== Exercise ==
Search the listing below for the string "Management" and show each line that contains it.

[begin Data excerpts]

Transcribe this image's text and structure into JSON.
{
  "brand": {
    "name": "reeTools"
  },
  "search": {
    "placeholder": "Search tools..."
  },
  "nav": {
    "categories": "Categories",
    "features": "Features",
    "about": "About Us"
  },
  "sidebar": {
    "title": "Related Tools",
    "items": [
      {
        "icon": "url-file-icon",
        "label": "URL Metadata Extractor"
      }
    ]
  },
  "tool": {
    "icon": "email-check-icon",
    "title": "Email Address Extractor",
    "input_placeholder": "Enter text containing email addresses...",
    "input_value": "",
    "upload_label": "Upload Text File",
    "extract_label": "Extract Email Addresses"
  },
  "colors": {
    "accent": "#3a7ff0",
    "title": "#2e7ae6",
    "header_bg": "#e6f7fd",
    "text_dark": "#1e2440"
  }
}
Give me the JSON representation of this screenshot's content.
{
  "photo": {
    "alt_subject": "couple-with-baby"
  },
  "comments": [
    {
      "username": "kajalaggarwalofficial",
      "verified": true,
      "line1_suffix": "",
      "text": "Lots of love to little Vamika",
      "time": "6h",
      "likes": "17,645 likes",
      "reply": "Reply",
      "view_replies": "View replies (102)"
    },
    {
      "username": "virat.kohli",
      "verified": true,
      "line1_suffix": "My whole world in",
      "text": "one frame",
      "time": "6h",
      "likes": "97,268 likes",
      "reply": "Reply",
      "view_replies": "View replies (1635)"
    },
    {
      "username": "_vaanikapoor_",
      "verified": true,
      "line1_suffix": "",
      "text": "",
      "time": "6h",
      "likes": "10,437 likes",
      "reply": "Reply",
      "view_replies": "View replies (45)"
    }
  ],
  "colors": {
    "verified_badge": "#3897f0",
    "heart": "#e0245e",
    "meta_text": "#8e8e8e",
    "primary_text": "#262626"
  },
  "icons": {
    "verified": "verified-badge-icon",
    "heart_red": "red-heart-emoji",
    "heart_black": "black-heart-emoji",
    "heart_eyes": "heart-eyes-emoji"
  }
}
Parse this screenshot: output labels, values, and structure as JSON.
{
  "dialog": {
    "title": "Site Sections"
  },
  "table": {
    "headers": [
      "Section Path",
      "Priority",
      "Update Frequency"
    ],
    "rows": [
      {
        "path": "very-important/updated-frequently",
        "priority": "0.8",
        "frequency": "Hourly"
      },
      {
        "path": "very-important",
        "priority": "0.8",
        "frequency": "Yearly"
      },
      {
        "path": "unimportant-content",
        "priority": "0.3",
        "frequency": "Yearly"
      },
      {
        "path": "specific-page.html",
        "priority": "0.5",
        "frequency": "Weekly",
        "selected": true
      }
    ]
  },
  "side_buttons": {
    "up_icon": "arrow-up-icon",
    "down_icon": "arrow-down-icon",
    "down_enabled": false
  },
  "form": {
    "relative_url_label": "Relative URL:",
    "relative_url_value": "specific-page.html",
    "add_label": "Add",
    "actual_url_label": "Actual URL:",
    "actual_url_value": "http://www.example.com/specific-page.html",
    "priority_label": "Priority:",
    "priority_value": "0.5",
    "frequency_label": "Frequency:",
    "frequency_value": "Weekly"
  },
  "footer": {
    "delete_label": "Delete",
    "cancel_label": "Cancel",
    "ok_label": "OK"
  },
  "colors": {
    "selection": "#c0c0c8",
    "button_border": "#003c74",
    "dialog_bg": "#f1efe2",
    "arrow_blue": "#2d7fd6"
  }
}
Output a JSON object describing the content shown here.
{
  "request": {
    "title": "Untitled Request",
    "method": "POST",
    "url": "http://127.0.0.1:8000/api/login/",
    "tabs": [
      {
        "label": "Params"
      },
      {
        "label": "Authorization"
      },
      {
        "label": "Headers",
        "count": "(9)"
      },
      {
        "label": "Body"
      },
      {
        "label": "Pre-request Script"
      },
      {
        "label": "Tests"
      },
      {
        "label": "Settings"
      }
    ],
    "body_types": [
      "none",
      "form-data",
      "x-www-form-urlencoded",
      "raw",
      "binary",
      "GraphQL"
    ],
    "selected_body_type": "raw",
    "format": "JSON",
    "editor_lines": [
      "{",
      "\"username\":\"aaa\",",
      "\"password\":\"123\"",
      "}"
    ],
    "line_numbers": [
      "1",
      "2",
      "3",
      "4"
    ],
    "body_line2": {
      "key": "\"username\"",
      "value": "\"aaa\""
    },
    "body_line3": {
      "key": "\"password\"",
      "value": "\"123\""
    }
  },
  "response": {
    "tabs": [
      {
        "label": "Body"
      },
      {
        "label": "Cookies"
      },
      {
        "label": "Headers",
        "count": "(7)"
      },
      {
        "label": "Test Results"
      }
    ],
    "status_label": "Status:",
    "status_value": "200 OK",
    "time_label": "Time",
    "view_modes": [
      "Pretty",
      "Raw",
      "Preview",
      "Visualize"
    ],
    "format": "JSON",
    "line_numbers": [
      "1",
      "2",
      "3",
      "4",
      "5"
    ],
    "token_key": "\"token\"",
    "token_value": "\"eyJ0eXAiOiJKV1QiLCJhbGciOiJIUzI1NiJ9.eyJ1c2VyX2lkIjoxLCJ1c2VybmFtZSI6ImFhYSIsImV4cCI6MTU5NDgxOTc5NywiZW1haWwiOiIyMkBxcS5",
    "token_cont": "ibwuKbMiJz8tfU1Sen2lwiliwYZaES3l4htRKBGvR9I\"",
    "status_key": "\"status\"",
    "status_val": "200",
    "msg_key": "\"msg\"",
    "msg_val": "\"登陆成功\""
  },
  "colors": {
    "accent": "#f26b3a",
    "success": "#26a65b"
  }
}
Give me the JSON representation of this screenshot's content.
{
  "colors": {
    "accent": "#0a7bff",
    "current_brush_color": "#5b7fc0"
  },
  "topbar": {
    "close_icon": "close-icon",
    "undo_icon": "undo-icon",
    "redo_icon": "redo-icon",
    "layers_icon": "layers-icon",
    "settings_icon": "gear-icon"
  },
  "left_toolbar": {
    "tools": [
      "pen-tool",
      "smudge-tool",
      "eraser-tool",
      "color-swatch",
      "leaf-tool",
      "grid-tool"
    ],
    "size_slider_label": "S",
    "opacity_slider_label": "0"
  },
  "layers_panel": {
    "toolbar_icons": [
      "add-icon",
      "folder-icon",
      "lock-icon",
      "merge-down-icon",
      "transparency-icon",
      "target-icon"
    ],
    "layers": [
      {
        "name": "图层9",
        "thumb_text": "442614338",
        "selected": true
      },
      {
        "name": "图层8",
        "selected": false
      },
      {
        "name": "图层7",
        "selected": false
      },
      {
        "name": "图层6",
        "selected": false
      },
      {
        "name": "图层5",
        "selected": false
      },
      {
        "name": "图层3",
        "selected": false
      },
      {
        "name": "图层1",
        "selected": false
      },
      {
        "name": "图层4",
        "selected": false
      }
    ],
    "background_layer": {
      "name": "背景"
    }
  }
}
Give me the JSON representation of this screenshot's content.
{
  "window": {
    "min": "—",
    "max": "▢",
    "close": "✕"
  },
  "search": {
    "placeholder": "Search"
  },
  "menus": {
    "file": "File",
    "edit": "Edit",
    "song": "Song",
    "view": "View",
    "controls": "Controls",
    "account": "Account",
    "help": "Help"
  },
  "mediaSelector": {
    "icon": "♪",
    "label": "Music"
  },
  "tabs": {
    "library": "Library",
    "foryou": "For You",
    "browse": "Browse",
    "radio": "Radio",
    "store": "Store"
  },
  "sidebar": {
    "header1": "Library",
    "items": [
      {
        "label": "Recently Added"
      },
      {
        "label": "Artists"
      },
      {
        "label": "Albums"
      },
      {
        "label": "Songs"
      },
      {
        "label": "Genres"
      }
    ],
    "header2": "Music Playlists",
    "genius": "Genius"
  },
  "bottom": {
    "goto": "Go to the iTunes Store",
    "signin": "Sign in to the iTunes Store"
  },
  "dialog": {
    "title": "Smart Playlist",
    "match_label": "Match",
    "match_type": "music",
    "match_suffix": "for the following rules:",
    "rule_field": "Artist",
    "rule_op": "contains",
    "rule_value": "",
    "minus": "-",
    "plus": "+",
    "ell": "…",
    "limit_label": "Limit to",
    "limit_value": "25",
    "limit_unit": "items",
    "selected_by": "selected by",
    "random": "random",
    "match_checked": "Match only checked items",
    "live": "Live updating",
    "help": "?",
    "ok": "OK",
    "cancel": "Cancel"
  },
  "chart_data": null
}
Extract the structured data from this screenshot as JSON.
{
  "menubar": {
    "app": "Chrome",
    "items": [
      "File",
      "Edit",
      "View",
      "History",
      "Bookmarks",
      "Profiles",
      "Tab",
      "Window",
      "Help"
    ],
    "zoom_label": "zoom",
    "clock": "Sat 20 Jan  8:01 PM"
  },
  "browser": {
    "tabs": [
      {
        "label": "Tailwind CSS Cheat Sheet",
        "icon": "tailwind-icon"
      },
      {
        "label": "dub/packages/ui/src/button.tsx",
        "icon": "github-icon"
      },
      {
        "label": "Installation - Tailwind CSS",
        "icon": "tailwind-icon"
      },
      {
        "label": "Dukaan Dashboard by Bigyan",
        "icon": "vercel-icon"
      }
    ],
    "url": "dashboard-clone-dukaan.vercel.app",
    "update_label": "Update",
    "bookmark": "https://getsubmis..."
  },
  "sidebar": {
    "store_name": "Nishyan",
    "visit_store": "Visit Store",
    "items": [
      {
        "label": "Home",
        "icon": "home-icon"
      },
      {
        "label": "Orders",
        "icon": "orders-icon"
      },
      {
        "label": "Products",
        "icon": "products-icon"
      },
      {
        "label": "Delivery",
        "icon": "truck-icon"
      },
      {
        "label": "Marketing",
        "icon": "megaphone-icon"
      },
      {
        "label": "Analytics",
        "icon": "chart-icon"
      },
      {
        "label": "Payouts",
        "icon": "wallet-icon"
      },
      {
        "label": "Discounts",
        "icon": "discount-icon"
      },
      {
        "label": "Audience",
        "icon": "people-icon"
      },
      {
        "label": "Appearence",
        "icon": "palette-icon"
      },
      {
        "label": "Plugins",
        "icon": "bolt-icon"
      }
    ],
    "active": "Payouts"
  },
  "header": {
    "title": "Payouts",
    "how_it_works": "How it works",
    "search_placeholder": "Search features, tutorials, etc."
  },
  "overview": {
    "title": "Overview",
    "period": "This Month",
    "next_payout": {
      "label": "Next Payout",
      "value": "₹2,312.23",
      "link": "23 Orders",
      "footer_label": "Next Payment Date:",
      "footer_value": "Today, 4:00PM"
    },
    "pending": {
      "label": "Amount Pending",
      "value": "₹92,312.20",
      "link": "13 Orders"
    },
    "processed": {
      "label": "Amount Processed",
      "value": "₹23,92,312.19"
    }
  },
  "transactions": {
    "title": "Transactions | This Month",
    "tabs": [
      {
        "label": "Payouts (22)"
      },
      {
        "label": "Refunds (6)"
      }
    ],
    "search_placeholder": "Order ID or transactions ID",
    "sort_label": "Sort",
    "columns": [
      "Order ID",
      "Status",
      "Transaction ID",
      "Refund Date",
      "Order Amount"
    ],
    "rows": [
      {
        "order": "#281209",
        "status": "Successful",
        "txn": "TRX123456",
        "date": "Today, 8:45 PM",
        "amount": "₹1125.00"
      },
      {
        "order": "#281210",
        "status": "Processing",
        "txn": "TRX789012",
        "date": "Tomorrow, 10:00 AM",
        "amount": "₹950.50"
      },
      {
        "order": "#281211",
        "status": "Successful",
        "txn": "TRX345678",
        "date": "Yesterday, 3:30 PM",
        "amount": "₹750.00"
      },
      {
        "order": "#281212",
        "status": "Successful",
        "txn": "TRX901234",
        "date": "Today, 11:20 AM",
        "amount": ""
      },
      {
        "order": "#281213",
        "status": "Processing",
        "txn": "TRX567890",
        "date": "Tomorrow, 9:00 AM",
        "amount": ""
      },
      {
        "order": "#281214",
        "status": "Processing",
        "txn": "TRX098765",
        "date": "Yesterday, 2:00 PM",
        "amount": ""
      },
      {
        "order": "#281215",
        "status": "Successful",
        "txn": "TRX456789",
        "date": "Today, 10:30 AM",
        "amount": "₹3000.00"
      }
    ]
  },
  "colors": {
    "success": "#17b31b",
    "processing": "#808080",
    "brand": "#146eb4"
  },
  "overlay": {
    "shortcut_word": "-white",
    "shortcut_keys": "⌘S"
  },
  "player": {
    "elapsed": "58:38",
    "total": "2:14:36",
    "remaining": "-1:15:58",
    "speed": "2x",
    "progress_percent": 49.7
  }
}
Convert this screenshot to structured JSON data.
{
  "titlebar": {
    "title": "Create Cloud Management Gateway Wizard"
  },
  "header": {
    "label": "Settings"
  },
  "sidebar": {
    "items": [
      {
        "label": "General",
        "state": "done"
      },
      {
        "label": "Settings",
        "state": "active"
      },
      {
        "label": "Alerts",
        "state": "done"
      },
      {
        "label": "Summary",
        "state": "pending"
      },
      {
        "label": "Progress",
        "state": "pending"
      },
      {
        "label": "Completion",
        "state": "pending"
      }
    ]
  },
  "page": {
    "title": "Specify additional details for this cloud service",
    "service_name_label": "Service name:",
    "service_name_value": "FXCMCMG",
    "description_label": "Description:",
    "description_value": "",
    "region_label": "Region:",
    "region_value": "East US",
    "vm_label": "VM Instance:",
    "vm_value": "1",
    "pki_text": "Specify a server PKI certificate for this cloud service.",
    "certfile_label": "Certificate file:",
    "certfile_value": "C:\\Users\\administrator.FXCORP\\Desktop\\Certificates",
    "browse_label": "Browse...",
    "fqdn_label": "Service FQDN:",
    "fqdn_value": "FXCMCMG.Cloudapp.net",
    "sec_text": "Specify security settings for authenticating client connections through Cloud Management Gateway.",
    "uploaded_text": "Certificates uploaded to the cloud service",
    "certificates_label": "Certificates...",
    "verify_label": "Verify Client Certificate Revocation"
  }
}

[end Data excerpts]

== Response ==
    "title": "Create Cloud Management Gateway Wizard"
    "sec_text": "Specify security settings for authenticating client connections through Cloud Management Gateway.",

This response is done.